▶ [The exercise] Show, in full, each line of the data that contains "content".

Extracts from a graphics dataset
※ ※ ※
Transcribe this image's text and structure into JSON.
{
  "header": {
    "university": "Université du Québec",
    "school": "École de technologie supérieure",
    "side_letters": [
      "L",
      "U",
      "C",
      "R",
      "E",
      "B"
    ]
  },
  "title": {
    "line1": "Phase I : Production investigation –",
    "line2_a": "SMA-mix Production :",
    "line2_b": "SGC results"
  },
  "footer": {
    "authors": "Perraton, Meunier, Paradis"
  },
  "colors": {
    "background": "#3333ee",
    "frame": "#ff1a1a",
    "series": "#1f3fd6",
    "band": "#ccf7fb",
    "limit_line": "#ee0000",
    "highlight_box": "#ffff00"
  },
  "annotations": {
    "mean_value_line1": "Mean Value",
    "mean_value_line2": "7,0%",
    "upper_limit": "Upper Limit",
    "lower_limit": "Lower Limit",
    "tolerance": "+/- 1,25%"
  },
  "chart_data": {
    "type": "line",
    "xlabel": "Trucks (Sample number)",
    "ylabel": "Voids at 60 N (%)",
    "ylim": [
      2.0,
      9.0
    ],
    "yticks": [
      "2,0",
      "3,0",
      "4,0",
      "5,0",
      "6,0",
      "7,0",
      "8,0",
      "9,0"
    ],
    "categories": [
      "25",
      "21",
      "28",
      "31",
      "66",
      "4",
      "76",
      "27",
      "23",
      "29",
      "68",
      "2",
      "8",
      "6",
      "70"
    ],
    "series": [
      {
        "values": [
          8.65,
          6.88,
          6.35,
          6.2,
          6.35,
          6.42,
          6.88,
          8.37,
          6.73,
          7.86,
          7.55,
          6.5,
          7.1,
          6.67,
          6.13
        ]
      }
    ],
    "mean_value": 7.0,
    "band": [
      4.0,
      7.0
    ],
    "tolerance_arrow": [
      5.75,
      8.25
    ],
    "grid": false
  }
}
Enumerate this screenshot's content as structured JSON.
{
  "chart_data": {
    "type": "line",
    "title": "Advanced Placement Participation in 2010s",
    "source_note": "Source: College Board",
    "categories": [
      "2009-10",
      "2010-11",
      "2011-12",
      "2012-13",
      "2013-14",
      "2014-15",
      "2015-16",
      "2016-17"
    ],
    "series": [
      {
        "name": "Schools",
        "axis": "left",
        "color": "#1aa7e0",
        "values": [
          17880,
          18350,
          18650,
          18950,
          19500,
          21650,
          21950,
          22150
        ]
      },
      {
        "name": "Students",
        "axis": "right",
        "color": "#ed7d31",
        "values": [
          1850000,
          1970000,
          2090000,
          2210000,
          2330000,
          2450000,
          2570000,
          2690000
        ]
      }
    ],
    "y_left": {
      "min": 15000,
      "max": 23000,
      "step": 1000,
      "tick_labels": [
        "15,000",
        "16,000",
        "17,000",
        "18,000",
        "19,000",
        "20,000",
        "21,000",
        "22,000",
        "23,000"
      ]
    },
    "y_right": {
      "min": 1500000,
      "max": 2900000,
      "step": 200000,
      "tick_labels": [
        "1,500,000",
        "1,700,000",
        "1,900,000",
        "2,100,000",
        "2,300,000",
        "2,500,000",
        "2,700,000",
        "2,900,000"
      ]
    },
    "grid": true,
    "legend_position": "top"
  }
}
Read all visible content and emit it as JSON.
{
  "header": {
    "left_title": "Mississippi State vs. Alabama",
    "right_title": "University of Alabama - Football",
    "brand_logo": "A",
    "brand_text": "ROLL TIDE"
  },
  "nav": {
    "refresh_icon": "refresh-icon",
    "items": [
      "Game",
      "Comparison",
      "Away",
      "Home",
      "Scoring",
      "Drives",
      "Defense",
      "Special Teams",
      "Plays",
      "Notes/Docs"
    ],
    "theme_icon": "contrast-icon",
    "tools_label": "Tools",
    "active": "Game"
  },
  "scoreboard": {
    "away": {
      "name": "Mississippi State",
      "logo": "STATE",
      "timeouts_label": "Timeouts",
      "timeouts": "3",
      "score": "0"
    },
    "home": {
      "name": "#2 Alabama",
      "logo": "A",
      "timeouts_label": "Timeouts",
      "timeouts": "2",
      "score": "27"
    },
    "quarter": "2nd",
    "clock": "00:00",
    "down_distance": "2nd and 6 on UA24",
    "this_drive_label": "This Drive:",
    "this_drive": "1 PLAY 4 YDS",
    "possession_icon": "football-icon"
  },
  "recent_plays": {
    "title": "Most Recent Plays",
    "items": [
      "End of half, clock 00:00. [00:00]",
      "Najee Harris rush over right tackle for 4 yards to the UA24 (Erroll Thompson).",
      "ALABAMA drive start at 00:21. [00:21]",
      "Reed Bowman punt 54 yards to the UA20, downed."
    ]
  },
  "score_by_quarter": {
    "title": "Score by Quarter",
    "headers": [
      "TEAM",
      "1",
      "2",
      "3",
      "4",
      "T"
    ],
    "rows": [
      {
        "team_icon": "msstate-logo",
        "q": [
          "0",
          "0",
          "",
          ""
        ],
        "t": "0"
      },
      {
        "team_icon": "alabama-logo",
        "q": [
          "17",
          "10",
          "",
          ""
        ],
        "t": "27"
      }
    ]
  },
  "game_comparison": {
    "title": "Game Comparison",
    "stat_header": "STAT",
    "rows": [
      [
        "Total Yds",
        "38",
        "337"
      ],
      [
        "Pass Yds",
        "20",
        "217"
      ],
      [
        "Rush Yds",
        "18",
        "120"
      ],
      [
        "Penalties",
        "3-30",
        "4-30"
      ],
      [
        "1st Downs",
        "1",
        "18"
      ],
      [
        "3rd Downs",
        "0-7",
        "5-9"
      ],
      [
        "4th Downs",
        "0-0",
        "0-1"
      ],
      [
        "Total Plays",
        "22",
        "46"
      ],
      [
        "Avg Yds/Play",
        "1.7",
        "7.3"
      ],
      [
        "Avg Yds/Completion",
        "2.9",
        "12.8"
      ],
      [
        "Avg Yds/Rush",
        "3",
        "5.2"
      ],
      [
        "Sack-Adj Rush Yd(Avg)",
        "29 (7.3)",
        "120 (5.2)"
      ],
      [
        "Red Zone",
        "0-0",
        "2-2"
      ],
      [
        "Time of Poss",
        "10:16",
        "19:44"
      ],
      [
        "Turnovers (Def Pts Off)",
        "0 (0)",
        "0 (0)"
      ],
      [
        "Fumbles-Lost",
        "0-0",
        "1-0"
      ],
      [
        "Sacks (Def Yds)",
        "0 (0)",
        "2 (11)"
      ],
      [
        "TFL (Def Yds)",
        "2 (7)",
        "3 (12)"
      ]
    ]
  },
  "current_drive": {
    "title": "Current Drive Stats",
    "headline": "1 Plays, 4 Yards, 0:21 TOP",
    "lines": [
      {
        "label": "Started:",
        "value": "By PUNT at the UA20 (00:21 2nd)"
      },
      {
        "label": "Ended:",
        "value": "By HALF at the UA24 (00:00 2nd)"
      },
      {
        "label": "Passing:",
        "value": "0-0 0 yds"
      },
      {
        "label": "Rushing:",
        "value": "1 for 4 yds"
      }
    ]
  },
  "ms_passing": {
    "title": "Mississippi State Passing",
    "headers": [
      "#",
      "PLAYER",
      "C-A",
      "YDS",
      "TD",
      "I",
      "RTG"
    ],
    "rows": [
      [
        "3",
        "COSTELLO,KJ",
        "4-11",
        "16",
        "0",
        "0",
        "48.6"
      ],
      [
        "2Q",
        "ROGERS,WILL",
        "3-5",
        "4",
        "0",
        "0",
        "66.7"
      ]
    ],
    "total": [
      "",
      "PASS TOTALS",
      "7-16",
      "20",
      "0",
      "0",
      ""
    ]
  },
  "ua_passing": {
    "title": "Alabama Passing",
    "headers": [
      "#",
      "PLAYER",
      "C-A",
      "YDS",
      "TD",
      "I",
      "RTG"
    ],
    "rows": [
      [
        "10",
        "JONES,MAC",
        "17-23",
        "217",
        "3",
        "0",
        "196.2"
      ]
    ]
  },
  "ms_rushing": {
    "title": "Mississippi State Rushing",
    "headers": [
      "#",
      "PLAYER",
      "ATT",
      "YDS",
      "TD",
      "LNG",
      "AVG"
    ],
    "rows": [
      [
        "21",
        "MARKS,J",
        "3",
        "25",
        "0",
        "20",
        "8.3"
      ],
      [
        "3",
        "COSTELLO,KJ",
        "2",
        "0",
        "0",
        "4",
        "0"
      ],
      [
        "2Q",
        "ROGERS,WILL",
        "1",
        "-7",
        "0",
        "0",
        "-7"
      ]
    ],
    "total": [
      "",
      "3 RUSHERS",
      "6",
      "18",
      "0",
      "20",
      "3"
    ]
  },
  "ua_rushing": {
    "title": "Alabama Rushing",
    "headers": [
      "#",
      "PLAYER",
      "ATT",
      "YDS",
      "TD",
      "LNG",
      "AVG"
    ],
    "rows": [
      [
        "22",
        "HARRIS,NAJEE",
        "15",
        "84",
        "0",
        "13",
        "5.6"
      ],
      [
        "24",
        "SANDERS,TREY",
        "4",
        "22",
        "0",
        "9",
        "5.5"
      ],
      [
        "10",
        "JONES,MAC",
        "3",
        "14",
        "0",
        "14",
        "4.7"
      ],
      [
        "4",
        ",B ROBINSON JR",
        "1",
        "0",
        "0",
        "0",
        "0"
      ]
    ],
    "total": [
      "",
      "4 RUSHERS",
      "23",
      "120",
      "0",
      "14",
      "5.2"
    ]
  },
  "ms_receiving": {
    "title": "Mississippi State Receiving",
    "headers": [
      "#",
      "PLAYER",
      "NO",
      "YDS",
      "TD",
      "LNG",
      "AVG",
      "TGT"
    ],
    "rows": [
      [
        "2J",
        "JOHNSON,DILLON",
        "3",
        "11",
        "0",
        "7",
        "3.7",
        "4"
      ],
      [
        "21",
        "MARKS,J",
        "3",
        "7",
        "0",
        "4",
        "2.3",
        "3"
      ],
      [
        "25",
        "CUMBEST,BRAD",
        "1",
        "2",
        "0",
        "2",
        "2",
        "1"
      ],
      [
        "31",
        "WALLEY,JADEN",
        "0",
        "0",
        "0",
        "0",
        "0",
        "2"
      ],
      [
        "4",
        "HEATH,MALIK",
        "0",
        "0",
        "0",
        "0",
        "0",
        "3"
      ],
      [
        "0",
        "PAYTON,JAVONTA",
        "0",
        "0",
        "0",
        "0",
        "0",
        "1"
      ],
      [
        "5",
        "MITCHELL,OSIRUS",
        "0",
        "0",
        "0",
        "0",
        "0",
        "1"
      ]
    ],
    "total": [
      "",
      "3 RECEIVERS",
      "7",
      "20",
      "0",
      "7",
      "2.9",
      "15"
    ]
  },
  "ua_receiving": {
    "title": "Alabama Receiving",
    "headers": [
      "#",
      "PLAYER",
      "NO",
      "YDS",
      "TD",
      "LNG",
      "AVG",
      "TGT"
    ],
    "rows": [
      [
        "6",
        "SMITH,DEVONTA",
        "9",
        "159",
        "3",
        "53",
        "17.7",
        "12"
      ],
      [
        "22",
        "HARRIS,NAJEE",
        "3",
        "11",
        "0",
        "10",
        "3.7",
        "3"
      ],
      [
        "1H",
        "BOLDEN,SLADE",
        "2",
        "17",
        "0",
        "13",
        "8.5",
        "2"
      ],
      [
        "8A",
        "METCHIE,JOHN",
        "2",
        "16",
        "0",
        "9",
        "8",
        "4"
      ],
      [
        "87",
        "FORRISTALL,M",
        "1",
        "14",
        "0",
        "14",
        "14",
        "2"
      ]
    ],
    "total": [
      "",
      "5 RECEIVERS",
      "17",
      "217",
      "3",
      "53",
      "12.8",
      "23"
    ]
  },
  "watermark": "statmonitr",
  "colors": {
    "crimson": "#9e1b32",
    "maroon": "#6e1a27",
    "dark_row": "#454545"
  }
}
※ ※ ※
▶ [Result below]
Enumerate this screenshot's content as structured JSON.
Read all visible content and emit it as JSON.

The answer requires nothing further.